Check every line below for the word "Penelitian" and show those that hold it.

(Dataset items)
┌──

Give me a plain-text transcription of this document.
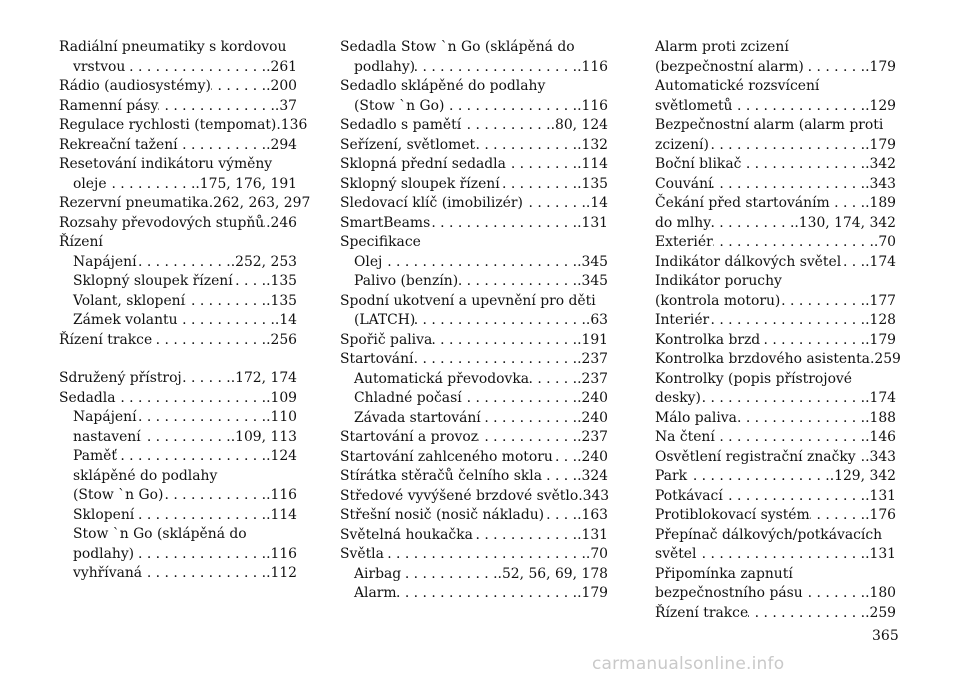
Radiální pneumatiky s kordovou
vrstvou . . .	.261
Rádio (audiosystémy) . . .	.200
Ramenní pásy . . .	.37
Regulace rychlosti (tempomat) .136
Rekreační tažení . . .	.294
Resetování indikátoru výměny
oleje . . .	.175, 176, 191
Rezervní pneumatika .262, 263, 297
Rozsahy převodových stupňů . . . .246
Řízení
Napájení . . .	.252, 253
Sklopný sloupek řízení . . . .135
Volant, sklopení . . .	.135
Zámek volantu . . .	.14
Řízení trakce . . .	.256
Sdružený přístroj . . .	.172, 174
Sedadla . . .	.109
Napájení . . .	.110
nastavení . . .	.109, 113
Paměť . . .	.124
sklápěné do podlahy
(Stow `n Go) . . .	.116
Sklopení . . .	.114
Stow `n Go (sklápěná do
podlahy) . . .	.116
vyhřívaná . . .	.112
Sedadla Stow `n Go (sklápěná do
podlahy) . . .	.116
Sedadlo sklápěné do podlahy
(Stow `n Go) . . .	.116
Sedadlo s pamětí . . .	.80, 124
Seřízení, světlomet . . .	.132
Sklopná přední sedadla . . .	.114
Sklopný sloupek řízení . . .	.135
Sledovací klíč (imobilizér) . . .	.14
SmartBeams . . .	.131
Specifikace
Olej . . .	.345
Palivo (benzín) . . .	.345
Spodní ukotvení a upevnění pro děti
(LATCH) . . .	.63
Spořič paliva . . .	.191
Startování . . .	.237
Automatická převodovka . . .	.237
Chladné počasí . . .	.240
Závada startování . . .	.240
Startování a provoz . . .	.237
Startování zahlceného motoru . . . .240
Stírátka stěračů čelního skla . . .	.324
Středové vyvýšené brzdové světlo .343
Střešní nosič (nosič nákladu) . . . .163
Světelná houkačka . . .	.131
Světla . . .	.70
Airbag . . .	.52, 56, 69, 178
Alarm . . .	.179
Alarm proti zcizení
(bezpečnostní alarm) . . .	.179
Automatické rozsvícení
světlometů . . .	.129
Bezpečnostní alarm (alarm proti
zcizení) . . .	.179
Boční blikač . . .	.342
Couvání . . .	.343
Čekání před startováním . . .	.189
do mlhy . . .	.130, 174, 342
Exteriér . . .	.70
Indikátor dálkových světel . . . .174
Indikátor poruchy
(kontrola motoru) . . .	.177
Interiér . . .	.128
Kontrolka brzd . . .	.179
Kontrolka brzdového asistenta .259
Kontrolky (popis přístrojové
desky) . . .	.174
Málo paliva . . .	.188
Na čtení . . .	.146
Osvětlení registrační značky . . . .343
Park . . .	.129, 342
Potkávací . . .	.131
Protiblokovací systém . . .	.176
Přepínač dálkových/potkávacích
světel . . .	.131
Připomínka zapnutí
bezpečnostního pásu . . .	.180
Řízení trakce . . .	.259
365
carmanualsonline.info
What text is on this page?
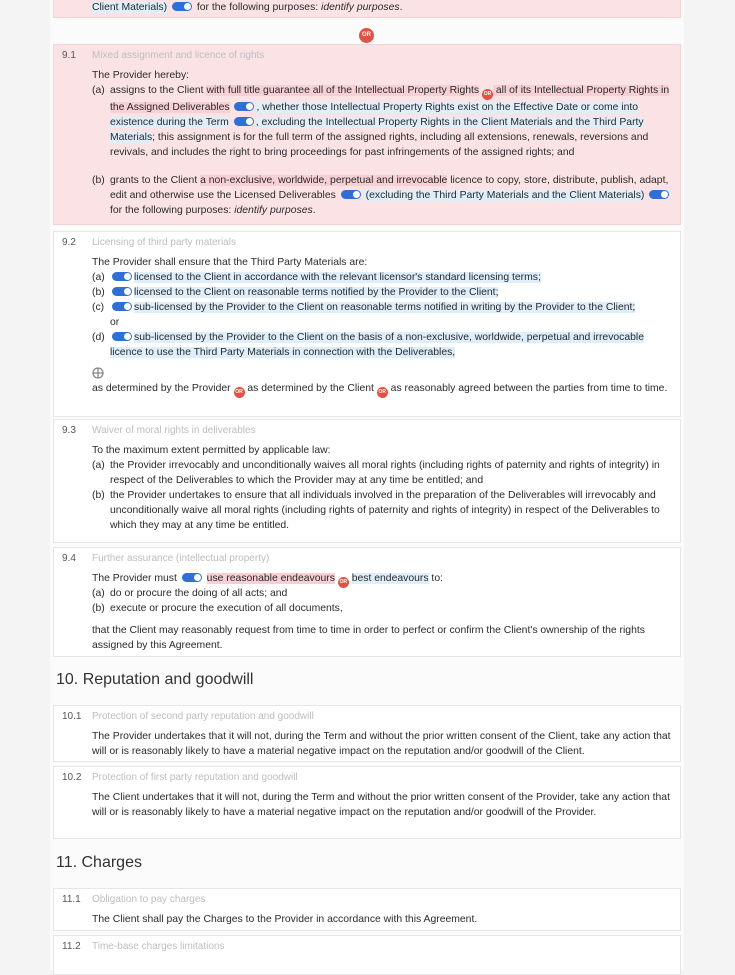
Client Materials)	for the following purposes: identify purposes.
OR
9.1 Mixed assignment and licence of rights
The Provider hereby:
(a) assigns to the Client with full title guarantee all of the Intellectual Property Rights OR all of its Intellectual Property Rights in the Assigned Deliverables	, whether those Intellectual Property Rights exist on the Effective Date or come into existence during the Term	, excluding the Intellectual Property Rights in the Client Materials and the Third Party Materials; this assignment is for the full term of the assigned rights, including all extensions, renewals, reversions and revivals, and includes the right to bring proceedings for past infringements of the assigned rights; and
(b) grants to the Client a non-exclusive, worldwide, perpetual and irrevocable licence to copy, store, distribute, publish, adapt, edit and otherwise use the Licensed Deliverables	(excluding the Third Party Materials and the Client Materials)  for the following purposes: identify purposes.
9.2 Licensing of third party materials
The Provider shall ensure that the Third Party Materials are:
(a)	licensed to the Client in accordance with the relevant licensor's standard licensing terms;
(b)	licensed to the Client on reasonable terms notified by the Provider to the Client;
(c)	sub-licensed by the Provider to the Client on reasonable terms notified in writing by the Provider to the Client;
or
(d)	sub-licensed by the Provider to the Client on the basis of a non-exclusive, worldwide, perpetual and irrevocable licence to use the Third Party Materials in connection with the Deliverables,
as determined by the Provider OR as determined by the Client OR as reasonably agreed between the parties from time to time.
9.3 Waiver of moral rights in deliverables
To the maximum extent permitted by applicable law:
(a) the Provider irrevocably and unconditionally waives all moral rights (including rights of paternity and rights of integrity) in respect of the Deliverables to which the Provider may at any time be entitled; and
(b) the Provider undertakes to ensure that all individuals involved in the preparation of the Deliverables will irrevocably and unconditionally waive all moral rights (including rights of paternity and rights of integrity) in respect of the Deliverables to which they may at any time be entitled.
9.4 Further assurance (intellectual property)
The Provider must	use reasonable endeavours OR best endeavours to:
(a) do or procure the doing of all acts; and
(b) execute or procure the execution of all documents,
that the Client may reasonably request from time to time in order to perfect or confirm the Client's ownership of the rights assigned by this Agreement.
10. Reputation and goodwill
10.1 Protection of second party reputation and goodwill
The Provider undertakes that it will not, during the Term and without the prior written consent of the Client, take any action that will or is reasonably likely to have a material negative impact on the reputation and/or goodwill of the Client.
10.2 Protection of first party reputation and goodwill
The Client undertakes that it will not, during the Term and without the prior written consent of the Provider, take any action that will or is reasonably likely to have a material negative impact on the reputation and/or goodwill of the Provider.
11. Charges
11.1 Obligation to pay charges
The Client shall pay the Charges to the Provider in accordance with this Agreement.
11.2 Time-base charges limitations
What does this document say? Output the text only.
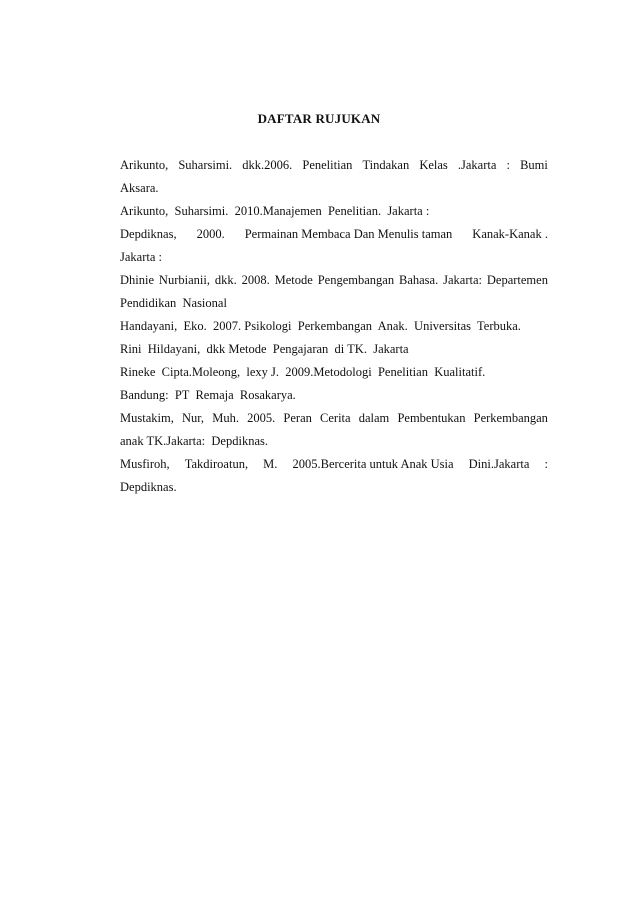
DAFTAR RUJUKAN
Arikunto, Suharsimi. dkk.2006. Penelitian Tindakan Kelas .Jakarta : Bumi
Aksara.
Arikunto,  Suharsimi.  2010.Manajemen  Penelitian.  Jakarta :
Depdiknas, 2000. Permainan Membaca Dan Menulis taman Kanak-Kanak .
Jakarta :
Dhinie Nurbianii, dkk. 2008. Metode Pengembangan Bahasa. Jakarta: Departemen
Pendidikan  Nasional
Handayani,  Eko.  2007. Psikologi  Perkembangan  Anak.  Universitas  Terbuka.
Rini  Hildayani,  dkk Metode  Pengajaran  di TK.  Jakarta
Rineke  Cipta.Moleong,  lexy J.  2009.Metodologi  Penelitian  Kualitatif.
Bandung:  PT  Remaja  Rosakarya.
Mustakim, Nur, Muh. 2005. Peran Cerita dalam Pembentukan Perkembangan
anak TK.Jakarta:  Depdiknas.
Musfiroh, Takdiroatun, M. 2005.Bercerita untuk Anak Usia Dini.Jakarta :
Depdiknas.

└──

* Answer to this task:
Arikunto, Suharsimi. dkk.2006. Penelitian Tindakan Kelas .Jakarta : Bumi
Arikunto,  Suharsimi.  2010.Manajemen  Penelitian.  Jakarta :
Rineke  Cipta.Moleong,  lexy J.  2009.Metodologi  Penelitian  Kualitatif.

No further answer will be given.